Among the lines below, how many carry the string "Grade"? Reply with a number and nothing else.

(Stored data)

━━━━━━━━━━━━━━━━━━━━

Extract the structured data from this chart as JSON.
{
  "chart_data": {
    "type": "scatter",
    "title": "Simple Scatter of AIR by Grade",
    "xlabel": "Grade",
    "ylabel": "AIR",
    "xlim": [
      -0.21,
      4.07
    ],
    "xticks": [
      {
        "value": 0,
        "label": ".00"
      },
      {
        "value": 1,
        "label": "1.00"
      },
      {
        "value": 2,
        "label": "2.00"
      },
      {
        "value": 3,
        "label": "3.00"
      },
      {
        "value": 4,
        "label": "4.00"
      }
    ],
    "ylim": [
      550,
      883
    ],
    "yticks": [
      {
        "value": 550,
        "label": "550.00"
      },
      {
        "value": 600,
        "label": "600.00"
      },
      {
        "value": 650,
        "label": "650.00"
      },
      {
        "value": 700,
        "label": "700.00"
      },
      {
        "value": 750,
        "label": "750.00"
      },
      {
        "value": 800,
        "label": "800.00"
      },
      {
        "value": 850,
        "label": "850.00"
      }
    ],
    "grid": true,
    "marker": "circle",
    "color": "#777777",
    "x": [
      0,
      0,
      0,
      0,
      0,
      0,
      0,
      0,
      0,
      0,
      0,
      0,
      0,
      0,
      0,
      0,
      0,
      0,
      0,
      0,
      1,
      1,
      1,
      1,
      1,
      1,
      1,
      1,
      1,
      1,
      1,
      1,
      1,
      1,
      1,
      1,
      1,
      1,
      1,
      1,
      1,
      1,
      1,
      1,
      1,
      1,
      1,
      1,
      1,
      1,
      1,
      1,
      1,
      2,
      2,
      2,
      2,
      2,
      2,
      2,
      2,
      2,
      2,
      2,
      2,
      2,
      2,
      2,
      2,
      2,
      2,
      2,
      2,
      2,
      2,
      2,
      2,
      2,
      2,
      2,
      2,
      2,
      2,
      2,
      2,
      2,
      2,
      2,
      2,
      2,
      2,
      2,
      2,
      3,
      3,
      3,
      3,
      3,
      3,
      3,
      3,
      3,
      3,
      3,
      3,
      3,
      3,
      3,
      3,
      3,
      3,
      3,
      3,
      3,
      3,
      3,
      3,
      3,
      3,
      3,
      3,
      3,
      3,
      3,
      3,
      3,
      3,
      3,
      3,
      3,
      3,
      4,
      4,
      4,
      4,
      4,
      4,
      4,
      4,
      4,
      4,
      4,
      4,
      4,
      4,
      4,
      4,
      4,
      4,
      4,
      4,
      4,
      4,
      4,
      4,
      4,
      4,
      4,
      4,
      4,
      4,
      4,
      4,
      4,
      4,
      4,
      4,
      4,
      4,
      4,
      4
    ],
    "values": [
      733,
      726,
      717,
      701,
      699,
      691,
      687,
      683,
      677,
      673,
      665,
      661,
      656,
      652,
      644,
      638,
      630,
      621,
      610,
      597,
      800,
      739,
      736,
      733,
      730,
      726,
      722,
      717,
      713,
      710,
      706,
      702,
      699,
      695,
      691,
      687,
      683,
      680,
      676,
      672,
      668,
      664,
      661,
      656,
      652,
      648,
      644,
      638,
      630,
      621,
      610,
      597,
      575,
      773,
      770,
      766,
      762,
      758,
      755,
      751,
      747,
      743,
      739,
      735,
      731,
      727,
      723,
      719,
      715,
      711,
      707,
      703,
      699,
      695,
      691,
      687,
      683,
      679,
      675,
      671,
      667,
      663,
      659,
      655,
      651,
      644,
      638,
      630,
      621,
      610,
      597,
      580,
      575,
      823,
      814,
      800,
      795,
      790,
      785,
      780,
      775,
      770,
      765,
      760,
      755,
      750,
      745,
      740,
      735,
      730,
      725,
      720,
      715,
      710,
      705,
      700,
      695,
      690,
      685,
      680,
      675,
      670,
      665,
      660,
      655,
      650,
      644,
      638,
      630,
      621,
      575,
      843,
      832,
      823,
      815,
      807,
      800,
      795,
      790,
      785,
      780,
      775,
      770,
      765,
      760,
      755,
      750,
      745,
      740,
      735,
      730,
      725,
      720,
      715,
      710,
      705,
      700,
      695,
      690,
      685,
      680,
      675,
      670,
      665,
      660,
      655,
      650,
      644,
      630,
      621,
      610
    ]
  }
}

━━━━━━━━━━━━━━━━━━━━

* **Full response**:
2